Among the records that follow, count the lines with the string "iure"; report only that count.

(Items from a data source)
□ □ □ □
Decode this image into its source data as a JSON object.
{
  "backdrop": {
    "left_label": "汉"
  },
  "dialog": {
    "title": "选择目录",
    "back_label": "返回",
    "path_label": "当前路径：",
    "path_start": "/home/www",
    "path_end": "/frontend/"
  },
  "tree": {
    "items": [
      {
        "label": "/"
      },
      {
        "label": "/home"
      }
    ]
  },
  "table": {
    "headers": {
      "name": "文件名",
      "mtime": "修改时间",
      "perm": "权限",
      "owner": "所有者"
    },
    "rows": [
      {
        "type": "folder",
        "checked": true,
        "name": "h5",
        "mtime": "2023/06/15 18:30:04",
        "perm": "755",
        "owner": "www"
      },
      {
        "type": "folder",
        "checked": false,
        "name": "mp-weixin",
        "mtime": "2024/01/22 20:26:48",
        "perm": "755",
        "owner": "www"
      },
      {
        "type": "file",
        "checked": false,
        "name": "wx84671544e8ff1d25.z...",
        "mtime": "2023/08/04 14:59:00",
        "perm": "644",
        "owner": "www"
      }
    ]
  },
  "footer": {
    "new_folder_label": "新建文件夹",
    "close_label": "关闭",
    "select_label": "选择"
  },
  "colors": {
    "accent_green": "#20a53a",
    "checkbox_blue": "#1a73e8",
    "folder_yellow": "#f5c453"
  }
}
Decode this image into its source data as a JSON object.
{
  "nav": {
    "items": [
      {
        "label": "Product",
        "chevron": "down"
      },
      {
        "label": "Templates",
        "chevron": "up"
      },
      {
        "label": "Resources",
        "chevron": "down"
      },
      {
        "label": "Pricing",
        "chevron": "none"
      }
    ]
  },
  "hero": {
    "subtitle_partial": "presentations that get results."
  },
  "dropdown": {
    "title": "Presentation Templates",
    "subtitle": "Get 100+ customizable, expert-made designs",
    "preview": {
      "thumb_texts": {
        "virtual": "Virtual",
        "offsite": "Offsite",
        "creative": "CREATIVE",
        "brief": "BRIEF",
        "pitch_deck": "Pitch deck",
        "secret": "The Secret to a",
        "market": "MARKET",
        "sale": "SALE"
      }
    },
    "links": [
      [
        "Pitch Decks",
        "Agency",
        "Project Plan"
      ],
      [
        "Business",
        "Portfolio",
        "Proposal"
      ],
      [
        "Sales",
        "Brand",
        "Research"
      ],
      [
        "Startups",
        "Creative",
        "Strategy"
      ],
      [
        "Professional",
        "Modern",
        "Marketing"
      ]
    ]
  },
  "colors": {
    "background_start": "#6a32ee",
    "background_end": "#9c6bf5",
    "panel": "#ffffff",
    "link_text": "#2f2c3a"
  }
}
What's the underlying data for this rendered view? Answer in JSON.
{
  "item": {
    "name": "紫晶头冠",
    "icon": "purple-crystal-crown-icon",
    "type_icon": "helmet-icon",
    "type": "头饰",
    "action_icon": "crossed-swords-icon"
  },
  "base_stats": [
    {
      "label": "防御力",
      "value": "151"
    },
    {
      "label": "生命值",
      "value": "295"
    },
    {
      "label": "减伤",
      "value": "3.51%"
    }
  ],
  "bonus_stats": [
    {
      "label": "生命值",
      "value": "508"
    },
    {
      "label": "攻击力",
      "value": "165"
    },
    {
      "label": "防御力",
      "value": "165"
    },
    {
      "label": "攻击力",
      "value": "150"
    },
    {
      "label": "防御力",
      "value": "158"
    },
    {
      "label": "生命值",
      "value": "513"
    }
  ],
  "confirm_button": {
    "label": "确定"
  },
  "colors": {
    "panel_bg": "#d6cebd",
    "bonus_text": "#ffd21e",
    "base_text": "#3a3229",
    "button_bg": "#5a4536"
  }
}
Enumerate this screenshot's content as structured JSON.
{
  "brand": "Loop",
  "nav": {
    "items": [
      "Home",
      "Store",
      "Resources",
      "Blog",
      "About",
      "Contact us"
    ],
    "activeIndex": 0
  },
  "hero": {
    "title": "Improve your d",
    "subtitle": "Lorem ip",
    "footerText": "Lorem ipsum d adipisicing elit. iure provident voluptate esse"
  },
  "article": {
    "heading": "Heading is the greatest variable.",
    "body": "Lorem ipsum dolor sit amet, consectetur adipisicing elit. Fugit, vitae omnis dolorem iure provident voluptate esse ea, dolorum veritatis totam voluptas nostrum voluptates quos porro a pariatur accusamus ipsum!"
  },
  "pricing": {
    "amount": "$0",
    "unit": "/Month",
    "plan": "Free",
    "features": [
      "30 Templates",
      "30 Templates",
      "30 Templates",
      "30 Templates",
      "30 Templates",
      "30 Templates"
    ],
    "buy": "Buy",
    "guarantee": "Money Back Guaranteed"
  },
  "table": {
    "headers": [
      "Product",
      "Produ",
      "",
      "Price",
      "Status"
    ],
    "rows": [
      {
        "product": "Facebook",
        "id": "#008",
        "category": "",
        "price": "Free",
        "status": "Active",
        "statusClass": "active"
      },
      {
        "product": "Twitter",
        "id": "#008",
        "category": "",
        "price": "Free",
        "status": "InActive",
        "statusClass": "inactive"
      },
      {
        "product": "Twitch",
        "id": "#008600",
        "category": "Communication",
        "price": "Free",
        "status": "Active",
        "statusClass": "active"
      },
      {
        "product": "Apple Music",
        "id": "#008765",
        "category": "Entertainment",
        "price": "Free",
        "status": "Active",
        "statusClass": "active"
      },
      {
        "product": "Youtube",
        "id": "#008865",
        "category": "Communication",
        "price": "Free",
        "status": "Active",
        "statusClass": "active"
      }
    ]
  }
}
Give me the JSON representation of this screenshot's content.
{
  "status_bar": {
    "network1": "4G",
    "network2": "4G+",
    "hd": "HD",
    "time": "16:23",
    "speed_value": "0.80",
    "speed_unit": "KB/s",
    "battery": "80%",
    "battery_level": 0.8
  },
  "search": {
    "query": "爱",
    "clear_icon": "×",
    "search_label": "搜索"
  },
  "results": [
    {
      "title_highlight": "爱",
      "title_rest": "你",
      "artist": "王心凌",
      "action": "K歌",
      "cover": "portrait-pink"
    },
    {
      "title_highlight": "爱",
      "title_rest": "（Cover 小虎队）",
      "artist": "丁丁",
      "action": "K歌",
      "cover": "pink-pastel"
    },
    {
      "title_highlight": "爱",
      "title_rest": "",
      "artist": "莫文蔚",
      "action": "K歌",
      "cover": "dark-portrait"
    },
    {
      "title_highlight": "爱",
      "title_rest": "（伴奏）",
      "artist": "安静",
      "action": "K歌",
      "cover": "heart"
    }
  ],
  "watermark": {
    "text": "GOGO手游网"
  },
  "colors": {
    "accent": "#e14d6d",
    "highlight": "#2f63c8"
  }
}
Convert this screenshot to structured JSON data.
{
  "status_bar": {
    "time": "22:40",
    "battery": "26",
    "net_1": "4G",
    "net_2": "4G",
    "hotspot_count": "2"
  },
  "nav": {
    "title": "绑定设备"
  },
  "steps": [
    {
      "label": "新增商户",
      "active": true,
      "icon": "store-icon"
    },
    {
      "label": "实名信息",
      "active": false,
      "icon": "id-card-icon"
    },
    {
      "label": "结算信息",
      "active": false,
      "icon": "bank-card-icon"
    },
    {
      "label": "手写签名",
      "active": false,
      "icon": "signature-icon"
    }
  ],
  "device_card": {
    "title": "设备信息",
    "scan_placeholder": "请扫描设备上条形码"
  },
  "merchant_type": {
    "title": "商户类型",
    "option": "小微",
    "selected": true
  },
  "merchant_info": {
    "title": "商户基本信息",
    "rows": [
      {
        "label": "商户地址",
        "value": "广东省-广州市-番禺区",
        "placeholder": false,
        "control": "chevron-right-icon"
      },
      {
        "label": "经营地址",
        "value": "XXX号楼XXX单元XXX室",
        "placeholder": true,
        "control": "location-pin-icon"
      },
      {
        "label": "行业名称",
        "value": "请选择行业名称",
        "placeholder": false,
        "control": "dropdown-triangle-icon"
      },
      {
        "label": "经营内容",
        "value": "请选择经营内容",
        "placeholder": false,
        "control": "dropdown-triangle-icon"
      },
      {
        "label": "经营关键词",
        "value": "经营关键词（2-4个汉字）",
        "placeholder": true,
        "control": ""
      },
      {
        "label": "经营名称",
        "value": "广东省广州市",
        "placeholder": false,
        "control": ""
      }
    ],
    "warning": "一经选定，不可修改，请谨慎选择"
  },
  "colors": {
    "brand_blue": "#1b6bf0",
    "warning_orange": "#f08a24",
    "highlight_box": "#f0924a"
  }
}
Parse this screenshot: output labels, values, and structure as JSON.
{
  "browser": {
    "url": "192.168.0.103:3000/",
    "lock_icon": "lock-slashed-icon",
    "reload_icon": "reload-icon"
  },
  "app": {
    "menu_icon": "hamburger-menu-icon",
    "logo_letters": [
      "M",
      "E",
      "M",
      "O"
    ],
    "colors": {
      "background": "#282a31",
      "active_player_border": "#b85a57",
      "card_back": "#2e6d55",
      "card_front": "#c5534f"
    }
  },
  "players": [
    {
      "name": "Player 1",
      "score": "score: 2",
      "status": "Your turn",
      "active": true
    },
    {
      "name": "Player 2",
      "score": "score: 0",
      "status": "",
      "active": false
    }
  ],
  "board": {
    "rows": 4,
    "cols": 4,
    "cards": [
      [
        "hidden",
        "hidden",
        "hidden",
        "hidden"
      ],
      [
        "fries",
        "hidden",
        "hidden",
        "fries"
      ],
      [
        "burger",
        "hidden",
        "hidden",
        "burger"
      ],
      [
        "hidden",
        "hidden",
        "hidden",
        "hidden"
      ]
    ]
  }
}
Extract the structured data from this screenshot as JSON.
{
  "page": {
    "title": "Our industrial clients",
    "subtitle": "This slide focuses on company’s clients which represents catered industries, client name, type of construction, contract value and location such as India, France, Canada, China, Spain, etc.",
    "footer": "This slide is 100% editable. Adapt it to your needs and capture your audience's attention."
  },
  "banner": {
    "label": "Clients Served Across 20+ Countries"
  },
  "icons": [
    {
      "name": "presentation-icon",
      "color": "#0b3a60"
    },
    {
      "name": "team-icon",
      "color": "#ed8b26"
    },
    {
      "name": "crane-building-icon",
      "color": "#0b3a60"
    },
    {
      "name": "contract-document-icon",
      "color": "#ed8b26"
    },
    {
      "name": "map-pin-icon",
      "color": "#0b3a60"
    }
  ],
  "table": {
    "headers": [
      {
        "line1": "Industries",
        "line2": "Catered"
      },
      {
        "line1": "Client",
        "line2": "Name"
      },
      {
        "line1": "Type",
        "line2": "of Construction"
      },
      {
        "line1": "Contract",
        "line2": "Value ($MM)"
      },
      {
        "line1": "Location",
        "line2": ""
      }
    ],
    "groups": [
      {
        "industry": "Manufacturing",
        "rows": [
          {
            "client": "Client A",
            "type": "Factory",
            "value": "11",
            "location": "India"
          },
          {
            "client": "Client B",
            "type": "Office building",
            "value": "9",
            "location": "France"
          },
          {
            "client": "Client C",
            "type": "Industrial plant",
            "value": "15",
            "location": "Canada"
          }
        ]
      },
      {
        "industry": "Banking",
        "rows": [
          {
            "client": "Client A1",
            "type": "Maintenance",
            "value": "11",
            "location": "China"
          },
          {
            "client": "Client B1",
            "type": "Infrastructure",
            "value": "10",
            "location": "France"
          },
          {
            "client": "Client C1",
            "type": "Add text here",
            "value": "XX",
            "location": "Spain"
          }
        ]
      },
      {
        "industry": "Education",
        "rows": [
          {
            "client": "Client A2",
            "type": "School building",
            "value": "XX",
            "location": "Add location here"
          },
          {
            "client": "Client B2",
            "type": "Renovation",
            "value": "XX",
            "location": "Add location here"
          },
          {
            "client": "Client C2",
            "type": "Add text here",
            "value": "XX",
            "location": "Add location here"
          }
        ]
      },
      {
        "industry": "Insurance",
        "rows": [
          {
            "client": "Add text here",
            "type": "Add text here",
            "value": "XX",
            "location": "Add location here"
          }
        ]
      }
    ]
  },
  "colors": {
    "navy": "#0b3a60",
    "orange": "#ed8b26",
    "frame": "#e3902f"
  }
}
□ □ □ □
• _Finished exercise_
2